* POKAZANY FRAGMENT *

##########

Skrywane nadzieje
Straciłam mojego partnera przez własną głupotę. Kiedyś obydwoje bardzo się kochaliśmy, jednak zrobiłam coś czego On nie może mi wybaczyć. Poznaliśmy się przez internet i bardzo długo ze sobą mailowalismy. Niestety nie byłam wobec niego w pełni szczera i skłamałam ile mam lat. Byliśmy ze sobą przez 9 miesięcy, niestety był to związek na odległość, bo dzieliło nas 260km. Po rozstaniu nie potrafię przestać o nim myśleć. Nie kontaktujemy się ze sobą, nie spotykamy. Brakuje mi go bardzo, choć wiem, że to jedyne rozwiązanie to nie potrafię go zupełnie skreślić. Wciąż mam nadzieje, że kiedyś znów się spotkamy i ponownie pokochamy - jak kiedyś. Wiem, że przez kłamstwa stracił do mnie zaufanie, ale kochał mnie do szaleństwa, wiem to! Ustalilismy, że dajemy sobie 3 lata, jeśli do tego czasu żadne z nas nikogo nie znajdzie, może jeszcze raz spróbujemy, ale czy warto jest czekać i żyć nadzieją? Od rozstania mineło 7 miesięcy, a ja wciąż nie umiem być szczęśliwa...
Martyna
Jarek Żukowski Psycholog i psychoterapeuta
Droga Martyno!

##########

* DANE WEJŚCIOWE *
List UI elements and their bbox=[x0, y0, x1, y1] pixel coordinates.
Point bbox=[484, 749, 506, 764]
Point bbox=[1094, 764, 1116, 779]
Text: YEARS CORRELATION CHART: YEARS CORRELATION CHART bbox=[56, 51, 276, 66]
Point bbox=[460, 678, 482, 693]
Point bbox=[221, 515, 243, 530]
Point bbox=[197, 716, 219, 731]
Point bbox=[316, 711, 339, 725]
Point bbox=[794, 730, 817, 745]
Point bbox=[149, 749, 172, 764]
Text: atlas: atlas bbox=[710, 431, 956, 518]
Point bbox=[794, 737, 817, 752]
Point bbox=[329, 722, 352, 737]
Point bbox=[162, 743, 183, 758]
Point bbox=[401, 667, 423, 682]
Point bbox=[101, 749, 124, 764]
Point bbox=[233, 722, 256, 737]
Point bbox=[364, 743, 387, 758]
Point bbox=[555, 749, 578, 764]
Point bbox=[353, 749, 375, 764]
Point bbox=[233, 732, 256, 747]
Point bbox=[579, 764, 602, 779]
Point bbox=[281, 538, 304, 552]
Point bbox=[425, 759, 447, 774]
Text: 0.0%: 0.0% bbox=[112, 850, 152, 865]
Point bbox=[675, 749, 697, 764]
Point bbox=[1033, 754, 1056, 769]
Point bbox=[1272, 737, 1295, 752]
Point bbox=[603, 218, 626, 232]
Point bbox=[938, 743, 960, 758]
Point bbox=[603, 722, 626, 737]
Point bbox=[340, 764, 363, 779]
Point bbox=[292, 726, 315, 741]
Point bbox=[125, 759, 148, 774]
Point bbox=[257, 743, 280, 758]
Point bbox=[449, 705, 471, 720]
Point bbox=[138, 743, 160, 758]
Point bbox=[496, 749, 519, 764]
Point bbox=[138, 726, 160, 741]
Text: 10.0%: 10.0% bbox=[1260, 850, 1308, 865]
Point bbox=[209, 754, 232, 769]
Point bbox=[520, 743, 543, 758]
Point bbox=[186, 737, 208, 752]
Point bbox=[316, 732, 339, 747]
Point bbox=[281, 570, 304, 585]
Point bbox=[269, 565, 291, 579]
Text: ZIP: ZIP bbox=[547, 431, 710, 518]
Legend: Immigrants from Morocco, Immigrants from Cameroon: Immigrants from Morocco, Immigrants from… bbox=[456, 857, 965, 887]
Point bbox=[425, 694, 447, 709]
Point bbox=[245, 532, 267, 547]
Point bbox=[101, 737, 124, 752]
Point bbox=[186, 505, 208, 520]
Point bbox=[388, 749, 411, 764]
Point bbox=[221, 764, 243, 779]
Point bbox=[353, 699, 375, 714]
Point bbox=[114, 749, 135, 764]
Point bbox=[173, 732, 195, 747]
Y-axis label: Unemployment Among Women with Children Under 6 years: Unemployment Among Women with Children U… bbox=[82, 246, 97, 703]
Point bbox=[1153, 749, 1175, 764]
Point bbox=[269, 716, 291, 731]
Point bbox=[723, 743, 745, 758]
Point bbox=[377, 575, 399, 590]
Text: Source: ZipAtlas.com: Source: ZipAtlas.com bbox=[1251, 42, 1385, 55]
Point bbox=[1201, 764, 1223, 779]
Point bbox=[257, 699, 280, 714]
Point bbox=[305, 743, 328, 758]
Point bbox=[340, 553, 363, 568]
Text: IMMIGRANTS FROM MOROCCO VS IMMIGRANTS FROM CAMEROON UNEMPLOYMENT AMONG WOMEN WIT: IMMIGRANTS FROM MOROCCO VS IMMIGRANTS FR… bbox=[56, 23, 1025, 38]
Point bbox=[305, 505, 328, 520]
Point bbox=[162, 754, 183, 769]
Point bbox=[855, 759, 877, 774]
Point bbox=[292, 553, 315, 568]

##########

* POLECENIE I WYMAGANIA *
Poprowadź dalej tekst o rozstaniu z partnerem, zaczynając zaraz po słowach „Droga Martyno!”.

* WYNIK *
Z tego, jak Pani opisuję swoją relację, rozumiem, że był to dla Pani ważny związek, trudno więc dziwić się, że przeżywa Pani obecnie tyle żalu i smutku po jego zakończeniu. Nawet jeśli większość kontaktów była przez internet, to nie oznacza, że nie angażował on Pani i dlatego, tak trudno jest przyjąć świadomość o rozstaniu i nawet siedem miesięcy nie jest czasem, który leczy rany.
Czy warto czekać trzy lata? To szmat czasu. Nie wiem z czego wynika decyzja, że to ma być aż trzy lata. Dlaczego trzy a nie dwa lub cztery lata? Czemu służy ten długi czas, komu? Mam obawę, czy w poczuciu winy i samooskarżania nie będzie Pani usiłowała właśnie czekać, nie próbując nawiązać żadnych poważnych relacji. Jest tak, że wszelkie nasze kontakty, także te najbliższe, uczą nas jak postępować w przyszłości. Udźwignięcie konsekwencji swoich błędów bywa czasem bardzo trudne, ale pozwala w przyszłości zmienić swoje zachowanie w podobnych sytuacjach.
Zawsze może Pani za 2,5 roku odezwać się do swojego byłego chłopaka, jeśli nie będzie Pani z nikim związana. Może jednak jednocześnie Pani pozwolić sobie na otwartość wobec tego, co przyniesie ten czas, na relacje z innymi, z których może coś wartościowego wyniknąć. Niekoniecznie inicjować kontakty, jeśli to na razie zbyt trudne dla Pani, a po prostu pozostać otwartym na życie obserwatorem. Na pewno nie zamykać się w przeszłości i żalu za nią.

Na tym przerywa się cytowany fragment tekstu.